EXERCISE REQUIREMENTS >> Each entry below is to be duplicated verbatim.

• • • • • • •

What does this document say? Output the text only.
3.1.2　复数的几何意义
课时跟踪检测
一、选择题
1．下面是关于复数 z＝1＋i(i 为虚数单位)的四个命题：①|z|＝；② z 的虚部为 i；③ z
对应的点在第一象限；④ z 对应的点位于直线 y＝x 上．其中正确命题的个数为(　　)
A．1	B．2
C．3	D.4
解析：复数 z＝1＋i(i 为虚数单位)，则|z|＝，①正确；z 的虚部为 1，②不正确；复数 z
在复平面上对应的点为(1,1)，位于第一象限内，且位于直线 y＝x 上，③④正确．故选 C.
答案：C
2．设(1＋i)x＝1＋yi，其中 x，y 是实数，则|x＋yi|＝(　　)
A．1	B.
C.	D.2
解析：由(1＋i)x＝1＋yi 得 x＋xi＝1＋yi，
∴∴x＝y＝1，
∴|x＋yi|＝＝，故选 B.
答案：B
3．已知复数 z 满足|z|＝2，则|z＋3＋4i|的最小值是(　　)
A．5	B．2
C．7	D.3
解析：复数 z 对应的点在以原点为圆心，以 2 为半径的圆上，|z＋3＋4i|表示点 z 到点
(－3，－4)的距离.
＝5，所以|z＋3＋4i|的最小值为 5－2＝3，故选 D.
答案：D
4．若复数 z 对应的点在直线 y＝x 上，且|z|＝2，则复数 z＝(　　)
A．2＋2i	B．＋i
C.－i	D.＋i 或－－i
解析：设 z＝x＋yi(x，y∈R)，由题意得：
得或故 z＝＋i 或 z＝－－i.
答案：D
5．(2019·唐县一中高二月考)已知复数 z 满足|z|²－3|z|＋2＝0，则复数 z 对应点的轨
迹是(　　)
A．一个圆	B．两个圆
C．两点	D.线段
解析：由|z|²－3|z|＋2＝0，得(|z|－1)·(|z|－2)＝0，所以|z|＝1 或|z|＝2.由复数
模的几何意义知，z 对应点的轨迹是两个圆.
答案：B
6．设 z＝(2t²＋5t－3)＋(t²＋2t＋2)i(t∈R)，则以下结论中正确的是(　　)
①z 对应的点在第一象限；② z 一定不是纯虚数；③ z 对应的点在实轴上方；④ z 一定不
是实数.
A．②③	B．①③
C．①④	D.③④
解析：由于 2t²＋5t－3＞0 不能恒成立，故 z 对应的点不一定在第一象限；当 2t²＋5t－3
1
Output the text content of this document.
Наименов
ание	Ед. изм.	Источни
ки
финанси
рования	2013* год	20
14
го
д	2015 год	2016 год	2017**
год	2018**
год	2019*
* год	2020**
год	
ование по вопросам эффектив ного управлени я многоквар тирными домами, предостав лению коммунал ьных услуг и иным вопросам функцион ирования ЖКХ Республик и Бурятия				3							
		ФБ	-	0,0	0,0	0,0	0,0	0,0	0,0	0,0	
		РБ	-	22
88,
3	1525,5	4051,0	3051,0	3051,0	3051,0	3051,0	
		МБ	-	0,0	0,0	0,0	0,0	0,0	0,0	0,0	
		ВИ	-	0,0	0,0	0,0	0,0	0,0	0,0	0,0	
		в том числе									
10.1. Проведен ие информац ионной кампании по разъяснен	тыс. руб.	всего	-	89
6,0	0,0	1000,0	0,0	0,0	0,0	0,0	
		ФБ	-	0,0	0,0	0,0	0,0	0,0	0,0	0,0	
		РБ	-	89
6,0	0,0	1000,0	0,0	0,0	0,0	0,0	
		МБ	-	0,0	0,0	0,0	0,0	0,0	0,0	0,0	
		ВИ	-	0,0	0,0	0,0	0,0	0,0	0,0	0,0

• • • • • • •

SOLUTION TO THE EXERCISE >>
What does this document say? Output the text only.
3.1.2　复数的几何意义
课时跟踪检测
一、选择题
1．下面是关于复数 z＝1＋i(i 为虚数单位)的四个命题：①|z|＝；② z 的虚部为 i；③ z
对应的点在第一象限；④ z 对应的点位于直线 y＝x 上．其中正确命题的个数为(　　)
A．1	B．2
C．3	D.4
解析：复数 z＝1＋i(i 为虚数单位)，则|z|＝，①正确；z 的虚部为 1，②不正确；复数 z
在复平面上对应的点为(1,1)，位于第一象限内，且位于直线 y＝x 上，③④正确．故选 C.
答案：C
2．设(1＋i)x＝1＋yi，其中 x，y 是实数，则|x＋yi|＝(　　)
A．1	B.
C.	D.2
解析：由(1＋i)x＝1＋yi 得 x＋xi＝1＋yi，
∴∴x＝y＝1，
∴|x＋yi|＝＝，故选 B.
答案：B
3．已知复数 z 满足|z|＝2，则|z＋3＋4i|的最小值是(　　)
A．5	B．2
C．7	D.3
解析：复数 z 对应的点在以原点为圆心，以 2 为半径的圆上，|z＋3＋4i|表示点 z 到点
(－3，－4)的距离.
＝5，所以|z＋3＋4i|的最小值为 5－2＝3，故选 D.
答案：D
4．若复数 z 对应的点在直线 y＝x 上，且|z|＝2，则复数 z＝(　　)
A．2＋2i	B．＋i
C.－i	D.＋i 或－－i
解析：设 z＝x＋yi(x，y∈R)，由题意得：
得或故 z＝＋i 或 z＝－－i.
答案：D
5．(2019·唐县一中高二月考)已知复数 z 满足|z|²－3|z|＋2＝0，则复数 z 对应点的轨
迹是(　　)
A．一个圆	B．两个圆
C．两点	D.线段
解析：由|z|²－3|z|＋2＝0，得(|z|－1)·(|z|－2)＝0，所以|z|＝1 或|z|＝2.由复数
模的几何意义知，z 对应点的轨迹是两个圆.
答案：B
6．设 z＝(2t²＋5t－3)＋(t²＋2t＋2)i(t∈R)，则以下结论中正确的是(　　)
①z 对应的点在第一象限；② z 一定不是纯虚数；③ z 对应的点在实轴上方；④ z 一定不
是实数.
A．②③	B．①③
C．①④	D.③④
解析：由于 2t²＋5t－3＞0 不能恒成立，故 z 对应的点不一定在第一象限；当 2t²＋5t－3
1
Output the text content of this document.
Наименов
ание	Ед. изм.	Источни
ки
финанси
рования	2013* год	20
14
го
д	2015 год	2016 год	2017**
год	2018**
год	2019*
* год	2020**
год	
ование по вопросам эффектив ного управлени я многоквар тирными домами, предостав лению коммунал ьных услуг и иным вопросам функцион ирования ЖКХ Республик и Бурятия				3							
		ФБ	-	0,0	0,0	0,0	0,0	0,0	0,0	0,0	
		РБ	-	22
88,
3	1525,5	4051,0	3051,0	3051,0	3051,0	3051,0	
		МБ	-	0,0	0,0	0,0	0,0	0,0	0,0	0,0	
		ВИ	-	0,0	0,0	0,0	0,0	0,0	0,0	0,0	
		в том числе									
10.1. Проведен ие информац ионной кампании по разъяснен	тыс. руб.	всего	-	89
6,0	0,0	1000,0	0,0	0,0	0,0	0,0	
		ФБ	-	0,0	0,0	0,0	0,0	0,0	0,0	0,0	
		РБ	-	89
6,0	0,0	1000,0	0,0	0,0	0,0	0,0	
		МБ	-	0,0	0,0	0,0	0,0	0,0	0,0	0,0	
		ВИ	-	0,0	0,0	0,0	0,0	0,0	0,0	0,0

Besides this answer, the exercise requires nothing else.